# GIVEN RECORDS start

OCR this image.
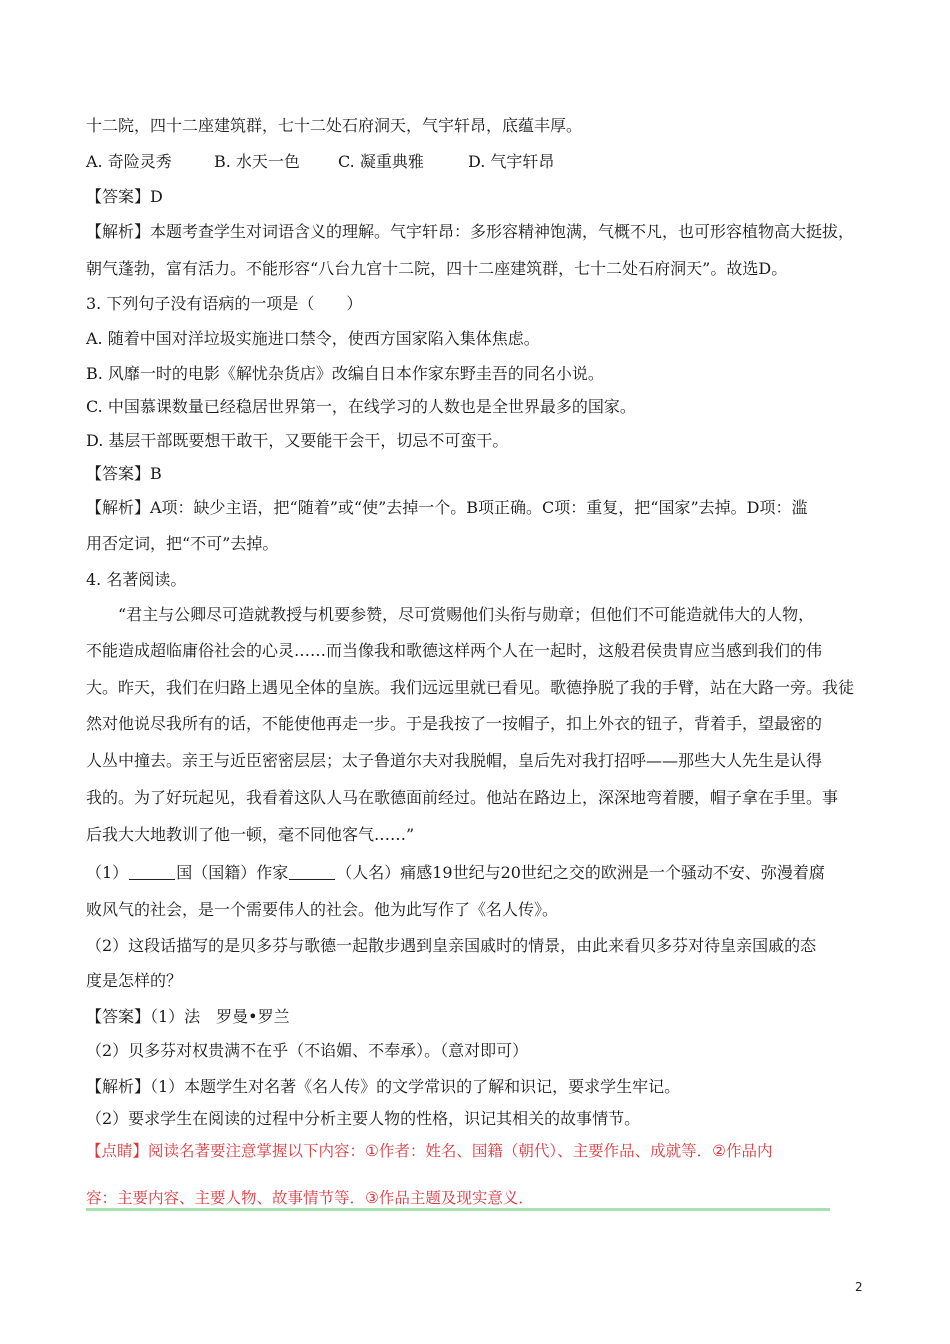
十二院，四十二座建筑群，七十二处石府洞天，气宇轩昂，底蕴丰厚。
A. 奇险灵秀	B. 水天一色 C. 凝重典雅	D. 气宇轩昂
【答案】D
【解析】本题考查学生对词语含义的理解。气宇轩昂：多形容精神饱满，气概不凡，也可形容植物高大挺拔，
朝气蓬勃，富有活力。不能形容“八台九宫十二院，四十二座建筑群，七十二处石府洞天”。故选D。
3. 下列句子没有语病的一项是（　　）
A. 随着中国对洋垃圾实施进口禁令，使西方国家陷入集体焦虑。
B. 风靡一时的电影《解忧杂货店》改编自日本作家东野圭吾的同名小说。
C. 中国慕课数量已经稳居世界第一，在线学习的人数也是全世界最多的国家。
D. 基层干部既要想干敢干，又要能干会干，切忌不可蛮干。
【答案】B
【解析】A项：缺少主语，把“随着”或“使”去掉一个。B项正确。C项：重复，把“国家”去掉。D项：滥
用否定词，把“不可”去掉。
4. 名著阅读。
“君主与公卿尽可造就教授与机要参赞，尽可赏赐他们头衔与勋章；但他们不可能造就伟大的人物，
不能造成超临庸俗社会的心灵……而当像我和歌德这样两个人在一起时，这般君侯贵胄应当感到我们的伟
大。昨天，我们在归路上遇见全体的皇族。我们远远里就已看见。歌德挣脱了我的手臂，站在大路一旁。我徒
然对他说尽我所有的话，不能使他再走一步。于是我按了一按帽子，扣上外衣的钮子，背着手，望最密的
人丛中撞去。亲王与近臣密密层层；太子鲁道尔夫对我脱帽，皇后先对我打招呼——那些大人先生是认得
我的。为了好玩起见，我看着这队人马在歌德面前经过。他站在路边上，深深地弯着腰，帽子拿在手里。事
后我大大地教训了他一顿，毫不同他客气……”
（1）	国（国籍）作家	（人名）痛感19世纪与20世纪之交的欧洲是一个骚动不安、弥漫着腐
败风气的社会，是一个需要伟人的社会。他为此写作了《名人传》。
（2）这段话描写的是贝多芬与歌德一起散步遇到皇亲国戚时的情景，由此来看贝多芬对待皇亲国戚的态
度是怎样的？
【答案】（1）法　罗曼•罗兰
（2）贝多芬对权贵满不在乎（不谄媚、不奉承）。（意对即可）
【解析】（1）本题学生对名著《名人传》的文学常识的了解和识记，要求学生牢记。
（2）要求学生在阅读的过程中分析主要人物的性格，识记其相关的故事情节。
【点睛】阅读名著要注意掌握以下内容：①作者：姓名、国籍（朝代）、主要作品、成就等．②作品内
容：主要内容、主要人物、故事情节等．③作品主题及现实意义．
2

# GIVEN RECORDS end

EXERCISE —
Reproduce every record above exactly, omitting the pictures.

FULL RESPONSE —
OCR this image.
十二院，四十二座建筑群，七十二处石府洞天，气宇轩昂，底蕴丰厚。
A. 奇险灵秀	B. 水天一色 C. 凝重典雅	D. 气宇轩昂
【答案】D
【解析】本题考查学生对词语含义的理解。气宇轩昂：多形容精神饱满，气概不凡，也可形容植物高大挺拔，
朝气蓬勃，富有活力。不能形容“八台九宫十二院，四十二座建筑群，七十二处石府洞天”。故选D。
3. 下列句子没有语病的一项是（　　）
A. 随着中国对洋垃圾实施进口禁令，使西方国家陷入集体焦虑。
B. 风靡一时的电影《解忧杂货店》改编自日本作家东野圭吾的同名小说。
C. 中国慕课数量已经稳居世界第一，在线学习的人数也是全世界最多的国家。
D. 基层干部既要想干敢干，又要能干会干，切忌不可蛮干。
【答案】B
【解析】A项：缺少主语，把“随着”或“使”去掉一个。B项正确。C项：重复，把“国家”去掉。D项：滥
用否定词，把“不可”去掉。
4. 名著阅读。
“君主与公卿尽可造就教授与机要参赞，尽可赏赐他们头衔与勋章；但他们不可能造就伟大的人物，
不能造成超临庸俗社会的心灵……而当像我和歌德这样两个人在一起时，这般君侯贵胄应当感到我们的伟
大。昨天，我们在归路上遇见全体的皇族。我们远远里就已看见。歌德挣脱了我的手臂，站在大路一旁。我徒
然对他说尽我所有的话，不能使他再走一步。于是我按了一按帽子，扣上外衣的钮子，背着手，望最密的
人丛中撞去。亲王与近臣密密层层；太子鲁道尔夫对我脱帽，皇后先对我打招呼——那些大人先生是认得
我的。为了好玩起见，我看着这队人马在歌德面前经过。他站在路边上，深深地弯着腰，帽子拿在手里。事
后我大大地教训了他一顿，毫不同他客气……”
（1）	国（国籍）作家	（人名）痛感19世纪与20世纪之交的欧洲是一个骚动不安、弥漫着腐
败风气的社会，是一个需要伟人的社会。他为此写作了《名人传》。
（2）这段话描写的是贝多芬与歌德一起散步遇到皇亲国戚时的情景，由此来看贝多芬对待皇亲国戚的态
度是怎样的？
【答案】（1）法　罗曼•罗兰
（2）贝多芬对权贵满不在乎（不谄媚、不奉承）。（意对即可）
【解析】（1）本题学生对名著《名人传》的文学常识的了解和识记，要求学生牢记。
（2）要求学生在阅读的过程中分析主要人物的性格，识记其相关的故事情节。
【点睛】阅读名著要注意掌握以下内容：①作者：姓名、国籍（朝代）、主要作品、成就等．②作品内
容：主要内容、主要人物、故事情节等．③作品主题及现实意义．
2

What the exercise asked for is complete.